##### STORED DATA
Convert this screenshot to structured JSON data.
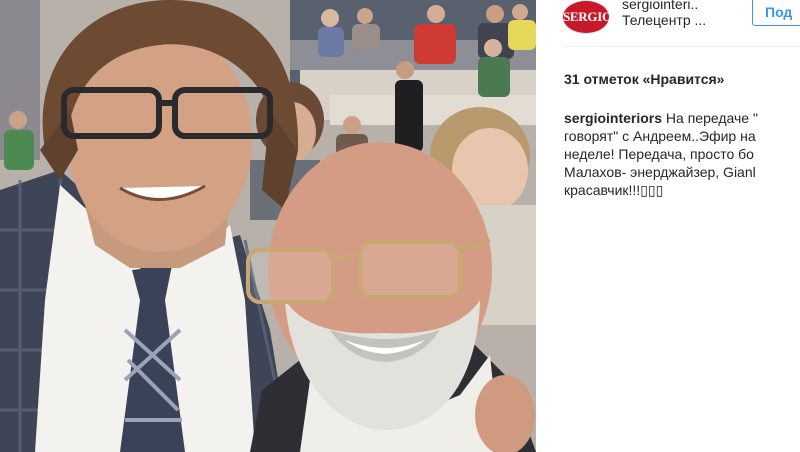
{
  "post": {
    "photo_alt": "",
    "header": {
      "avatar_text": "SERGIO",
      "username": "sergiointeri..",
      "location": "Телецентр ...",
      "follow_label": "Под"
    },
    "likes_text": "31 отметок «Нравится»",
    "caption": {
      "author": "sergiointeriors",
      "line1_text": " На передаче \"",
      "line2": "говорят\" с Андреем..Эфир на",
      "line3": "неделе! Передача, просто бо",
      "line4": "Малахов- энерджайзер, Gianl",
      "line5": "красавчик!!!▯▯▯"
    }
  },
  "colors": {
    "accent": "#3897f0",
    "brand": "#c8192b",
    "text": "#262626"
  }
}
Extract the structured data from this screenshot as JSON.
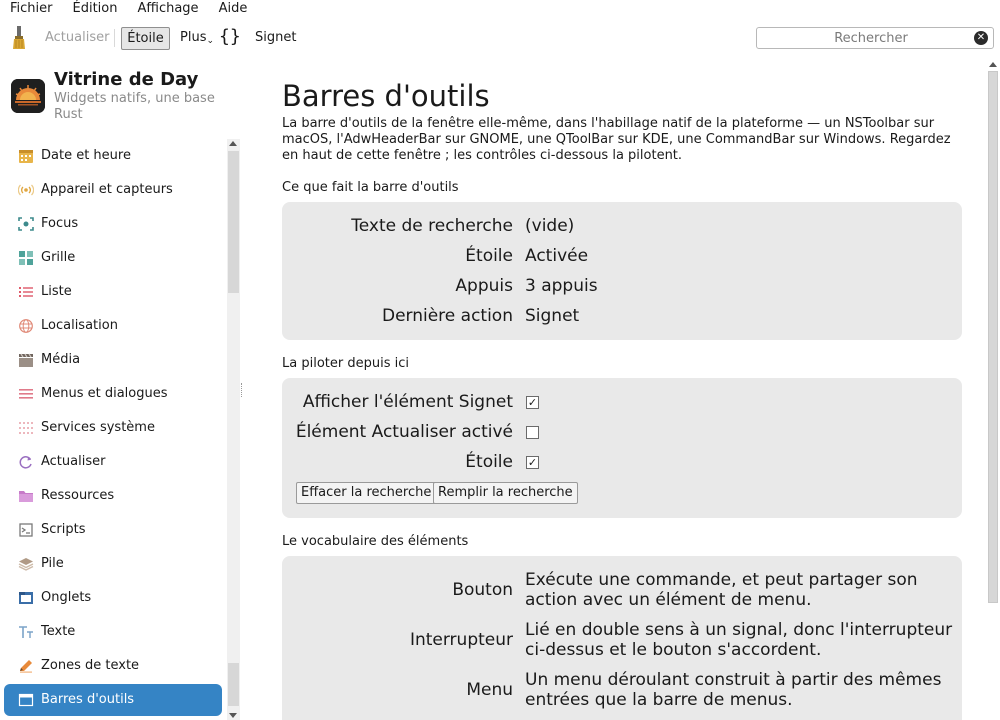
{
  "menubar": [
    "Fichier",
    "Édition",
    "Affichage",
    "Aide"
  ],
  "toolbar": {
    "refresh_label": "Actualiser",
    "star_label": "Étoile",
    "more_label": "Plus",
    "more_caret": "⌄",
    "braces": "{}",
    "bookmark_label": "Signet",
    "search_placeholder": "Rechercher",
    "search_value": "",
    "clear_glyph": "✕"
  },
  "sidebar": {
    "app_title": "Vitrine de Day",
    "app_subtitle": "Widgets natifs, une base Rust",
    "items": [
      {
        "label": "Date et heure",
        "icon": "calendar-icon"
      },
      {
        "label": "Appareil et capteurs",
        "icon": "sensor-icon"
      },
      {
        "label": "Focus",
        "icon": "focus-icon"
      },
      {
        "label": "Grille",
        "icon": "grid-icon"
      },
      {
        "label": "Liste",
        "icon": "list-icon"
      },
      {
        "label": "Localisation",
        "icon": "globe-icon"
      },
      {
        "label": "Média",
        "icon": "clapper-icon"
      },
      {
        "label": "Menus et dialogues",
        "icon": "menu-icon"
      },
      {
        "label": "Services système",
        "icon": "dots-grid-icon"
      },
      {
        "label": "Actualiser",
        "icon": "refresh-icon"
      },
      {
        "label": "Ressources",
        "icon": "folder-icon"
      },
      {
        "label": "Scripts",
        "icon": "scripts-icon"
      },
      {
        "label": "Pile",
        "icon": "stack-icon"
      },
      {
        "label": "Onglets",
        "icon": "tabs-icon"
      },
      {
        "label": "Texte",
        "icon": "text-icon"
      },
      {
        "label": "Zones de texte",
        "icon": "pencil-icon"
      },
      {
        "label": "Barres d'outils",
        "icon": "toolbar-icon"
      }
    ],
    "active_index": 16
  },
  "main": {
    "title": "Barres d'outils",
    "intro": "La barre d'outils de la fenêtre elle-même, dans l'habillage natif de la plateforme — un NSToolbar sur macOS, l'AdwHeaderBar sur GNOME, une QToolBar sur KDE, une CommandBar sur Windows. Regardez en haut de cette fenêtre ; les contrôles ci-dessous la pilotent.",
    "section1": {
      "title": "Ce que fait la barre d'outils",
      "rows": [
        {
          "key": "Texte de recherche",
          "value": "(vide)"
        },
        {
          "key": "Étoile",
          "value": "Activée"
        },
        {
          "key": "Appuis",
          "value": "3 appuis"
        },
        {
          "key": "Dernière action",
          "value": "Signet"
        }
      ]
    },
    "section2": {
      "title": "La piloter depuis ici",
      "checks": [
        {
          "label": "Afficher l'élément Signet",
          "checked": true
        },
        {
          "label": "Élément Actualiser activé",
          "checked": false
        },
        {
          "label": "Étoile",
          "checked": true
        }
      ],
      "check_glyph": "✓",
      "buttons": [
        "Effacer la recherche",
        "Remplir la recherche"
      ]
    },
    "section3": {
      "title": "Le vocabulaire des éléments",
      "rows": [
        {
          "key": "Bouton",
          "value": "Exécute une commande, et peut partager son action avec un élément de menu."
        },
        {
          "key": "Interrupteur",
          "value": "Lié en double sens à un signal, donc l'interrupteur ci-dessus et le bouton s'accordent."
        },
        {
          "key": "Menu",
          "value": "Un menu déroulant construit à partir des mêmes entrées que la barre de menus."
        }
      ]
    }
  },
  "colors": {
    "accent": "#3584c5",
    "card": "#e9e9e9",
    "disabled_text": "#a0a0a0"
  }
}
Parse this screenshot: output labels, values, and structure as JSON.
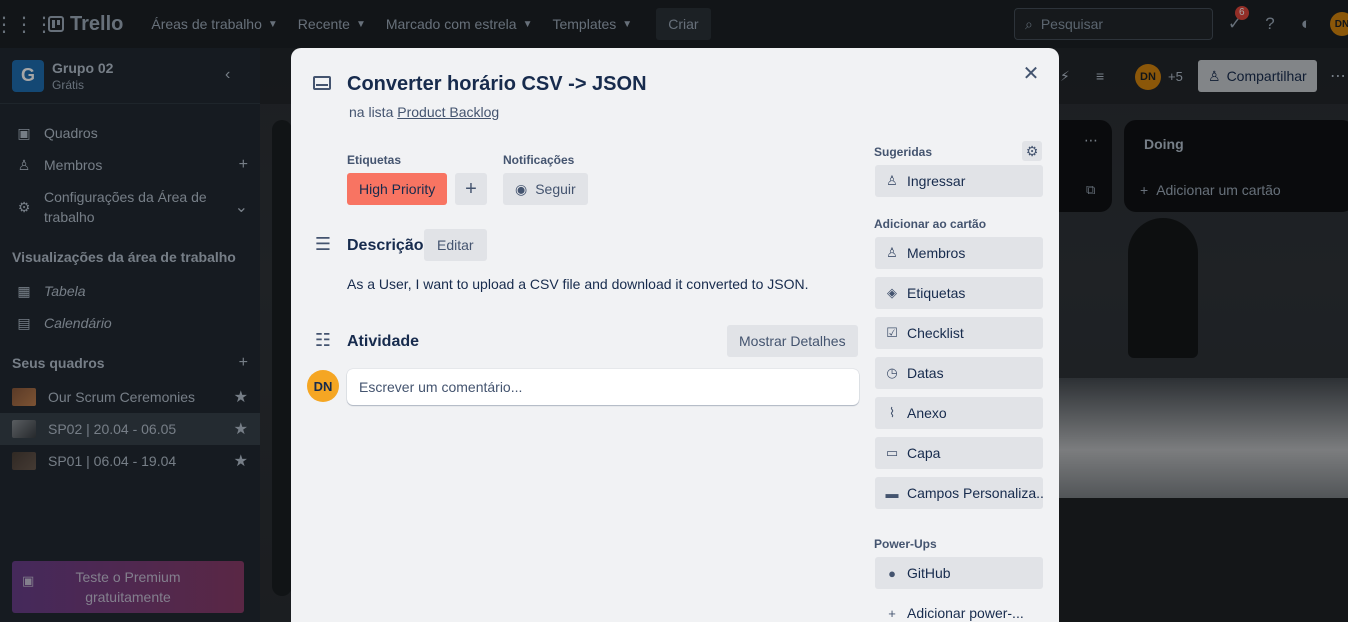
{
  "topbar": {
    "logo": "Trello",
    "nav": [
      "Áreas de trabalho",
      "Recente",
      "Marcado com estrela",
      "Templates"
    ],
    "create": "Criar",
    "search_placeholder": "Pesquisar",
    "notification_count": "6",
    "avatar": "DN"
  },
  "sidebar": {
    "workspace_initial": "G",
    "workspace_name": "Grupo 02",
    "workspace_plan": "Grátis",
    "items": [
      {
        "label": "Quadros",
        "icon": "trello-icon"
      },
      {
        "label": "Membros",
        "icon": "user-icon"
      },
      {
        "label": "Configurações da Área de trabalho",
        "icon": "gear-icon"
      }
    ],
    "views_title": "Visualizações da área de trabalho",
    "views": [
      {
        "label": "Tabela",
        "icon": "table-icon"
      },
      {
        "label": "Calendário",
        "icon": "calendar-icon"
      }
    ],
    "boards_title": "Seus quadros",
    "boards": [
      {
        "label": "Our Scrum Ceremonies",
        "color": "#8b5a3c"
      },
      {
        "label": "SP02 | 20.04 - 06.05",
        "color": "#5a6068"
      },
      {
        "label": "SP01 | 06.04 - 19.04",
        "color": "#4a4038"
      }
    ],
    "premium": "Teste o Premium gratuitamente"
  },
  "board": {
    "avatar": "DN",
    "extra_members": "+5",
    "share": "Compartilhar",
    "list_title": "Doing",
    "add_card": "Adicionar um cartão"
  },
  "card": {
    "title": "Converter horário CSV -> JSON",
    "in_list_prefix": "na lista",
    "list_name": "Product Backlog",
    "labels_title": "Etiquetas",
    "label": "High Priority",
    "label_color": "#f87462",
    "notifications_title": "Notificações",
    "follow": "Seguir",
    "description_title": "Descrição",
    "edit": "Editar",
    "description": "As a User, I want to upload a CSV file and download it converted to JSON.",
    "activity_title": "Atividade",
    "show_details": "Mostrar Detalhes",
    "commenter": "DN",
    "comment_placeholder": "Escrever um comentário..."
  },
  "side": {
    "suggested_title": "Sugeridas",
    "join": "Ingressar",
    "add_title": "Adicionar ao cartão",
    "actions": [
      {
        "label": "Membros",
        "icon": "user-icon"
      },
      {
        "label": "Etiquetas",
        "icon": "tag-icon"
      },
      {
        "label": "Checklist",
        "icon": "checklist-icon"
      },
      {
        "label": "Datas",
        "icon": "clock-icon"
      },
      {
        "label": "Anexo",
        "icon": "paperclip-icon"
      },
      {
        "label": "Capa",
        "icon": "cover-icon"
      },
      {
        "label": "Campos Personaliza...",
        "icon": "custom-fields-icon"
      }
    ],
    "powerups_title": "Power-Ups",
    "github": "GitHub",
    "add_powerup": "Adicionar power-..."
  }
}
##########
Return all of the entries exactly as written, but drop any pictures they hold.

- TASK SOLUTION -
Convert this screenshot to structured JSON data.
{
  "post": {
    "photo_alt": "",
    "header": {
      "avatar_text": "SERGIO",
      "username": "sergiointeri..",
      "location": "Телецентр ...",
      "follow_label": "Под"
    },
    "likes_text": "31 отметок «Нравится»",
    "caption": {
      "author": "sergiointeriors",
      "line1_text": " На передаче \"",
      "line2": "говорят\" с Андреем..Эфир на",
      "line3": "неделе! Передача, просто бо",
      "line4": "Малахов- энерджайзер, Gianl",
      "line5": "красавчик!!!▯▯▯"
    }
  },
  "colors": {
    "accent": "#3897f0",
    "brand": "#c8192b",
    "text": "#262626"
  }
}
Extract the structured data from this screenshot as JSON.
{
  "menubar": [
    "Fichier",
    "Édition",
    "Affichage",
    "Aide"
  ],
  "toolbar": {
    "refresh_label": "Actualiser",
    "star_label": "Étoile",
    "more_label": "Plus",
    "more_caret": "⌄",
    "braces": "{}",
    "bookmark_label": "Signet",
    "search_placeholder": "Rechercher",
    "search_value": "",
    "clear_glyph": "✕"
  },
  "sidebar": {
    "app_title": "Vitrine de Day",
    "app_subtitle": "Widgets natifs, une base Rust",
    "items": [
      {
        "label": "Date et heure",
        "icon": "calendar-icon"
      },
      {
        "label": "Appareil et capteurs",
        "icon": "sensor-icon"
      },
      {
        "label": "Focus",
        "icon": "focus-icon"
      },
      {
        "label": "Grille",
        "icon": "grid-icon"
      },
      {
        "label": "Liste",
        "icon": "list-icon"
      },
      {
        "label": "Localisation",
        "icon": "globe-icon"
      },
      {
        "label": "Média",
        "icon": "clapper-icon"
      },
      {
        "label": "Menus et dialogues",
        "icon": "menu-icon"
      },
      {
        "label": "Services système",
        "icon": "dots-grid-icon"
      },
      {
        "label": "Actualiser",
        "icon": "refresh-icon"
      },
      {
        "label": "Ressources",
        "icon": "folder-icon"
      },
      {
        "label": "Scripts",
        "icon": "scripts-icon"
      },
      {
        "label": "Pile",
        "icon": "stack-icon"
      },
      {
        "label": "Onglets",
        "icon": "tabs-icon"
      },
      {
        "label": "Texte",
        "icon": "text-icon"
      },
      {
        "label": "Zones de texte",
        "icon": "pencil-icon"
      },
      {
        "label": "Barres d'outils",
        "icon": "toolbar-icon"
      }
    ],
    "active_index": 16
  },
  "main": {
    "title": "Barres d'outils",
    "intro": "La barre d'outils de la fenêtre elle-même, dans l'habillage natif de la plateforme — un NSToolbar sur macOS, l'AdwHeaderBar sur GNOME, une QToolBar sur KDE, une CommandBar sur Windows. Regardez en haut de cette fenêtre ; les contrôles ci-dessous la pilotent.",
    "section1": {
      "title": "Ce que fait la barre d'outils",
      "rows": [
        {
          "key": "Texte de recherche",
          "value": "(vide)"
        },
        {
          "key": "Étoile",
          "value": "Activée"
        },
        {
          "key": "Appuis",
          "value": "3 appuis"
        },
        {
          "key": "Dernière action",
          "value": "Signet"
        }
      ]
    },
    "section2": {
      "title": "La piloter depuis ici",
      "checks": [
        {
          "label": "Afficher l'élément Signet",
          "checked": true
        },
        {
          "label": "Élément Actualiser activé",
          "checked": false
        },
        {
          "label": "Étoile",
          "checked": true
        }
      ],
      "check_glyph": "✓",
      "buttons": [
        "Effacer la recherche",
        "Remplir la recherche"
      ]
    },
    "section3": {
      "title": "Le vocabulaire des éléments",
      "rows": [
        {
          "key": "Bouton",
          "value": "Exécute une commande, et peut partager son action avec un élément de menu."
        },
        {
          "key": "Interrupteur",
          "value": "Lié en double sens à un signal, donc l'interrupteur ci-dessus et le bouton s'accordent."
        },
        {
          "key": "Menu",
          "value": "Un menu déroulant construit à partir des mêmes entrées que la barre de menus."
        }
      ]
    }
  },
  "colors": {
    "accent": "#3584c5",
    "card": "#e9e9e9",
    "disabled_text": "#a0a0a0"
  }
}
Parse this screenshot: output labels, values, and structure as JSON.
{
  "topbar": {
    "logo": "Trello",
    "nav": [
      "Áreas de trabalho",
      "Recente",
      "Marcado com estrela",
      "Templates"
    ],
    "create": "Criar",
    "search_placeholder": "Pesquisar",
    "notification_count": "6",
    "avatar": "DN"
  },
  "sidebar": {
    "workspace_initial": "G",
    "workspace_name": "Grupo 02",
    "workspace_plan": "Grátis",
    "items": [
      {
        "label": "Quadros",
        "icon": "trello-icon"
      },
      {
        "label": "Membros",
        "icon": "user-icon"
      },
      {
        "label": "Configurações da Área de trabalho",
        "icon": "gear-icon"
      }
    ],
    "views_title": "Visualizações da área de trabalho",
    "views": [
      {
        "label": "Tabela",
        "icon": "table-icon"
      },
      {
        "label": "Calendário",
        "icon": "calendar-icon"
      }
    ],
    "boards_title": "Seus quadros",
    "boards": [
      {
        "label": "Our Scrum Ceremonies",
        "color": "#8b5a3c"
      },
      {
        "label": "SP02 | 20.04 - 06.05",
        "color": "#5a6068"
      },
      {
        "label": "SP01 | 06.04 - 19.04",
        "color": "#4a4038"
      }
    ],
    "premium": "Teste o Premium gratuitamente"
  },
  "board": {
    "avatar": "DN",
    "extra_members": "+5",
    "share": "Compartilhar",
    "list_title": "Doing",
    "add_card": "Adicionar um cartão"
  },
  "card": {
    "title": "Converter horário CSV -> JSON",
    "in_list_prefix": "na lista",
    "list_name": "Product Backlog",
    "labels_title": "Etiquetas",
    "label": "High Priority",
    "label_color": "#f87462",
    "notifications_title": "Notificações",
    "follow": "Seguir",
    "description_title": "Descrição",
    "edit": "Editar",
    "description": "As a User, I want to upload a CSV file and download it converted to JSON.",
    "activity_title": "Atividade",
    "show_details": "Mostrar Detalhes",
    "commenter": "DN",
    "comment_placeholder": "Escrever um comentário..."
  },
  "side": {
    "suggested_title": "Sugeridas",
    "join": "Ingressar",
    "add_title": "Adicionar ao cartão",
    "actions": [
      {
        "label": "Membros",
        "icon": "user-icon"
      },
      {
        "label": "Etiquetas",
        "icon": "tag-icon"
      },
      {
        "label": "Checklist",
        "icon": "checklist-icon"
      },
      {
        "label": "Datas",
        "icon": "clock-icon"
      },
      {
        "label": "Anexo",
        "icon": "paperclip-icon"
      },
      {
        "label": "Capa",
        "icon": "cover-icon"
      },
      {
        "label": "Campos Personaliza...",
        "icon": "custom-fields-icon"
      }
    ],
    "powerups_title": "Power-Ups",
    "github": "GitHub",
    "add_powerup": "Adicionar power-..."
  }
}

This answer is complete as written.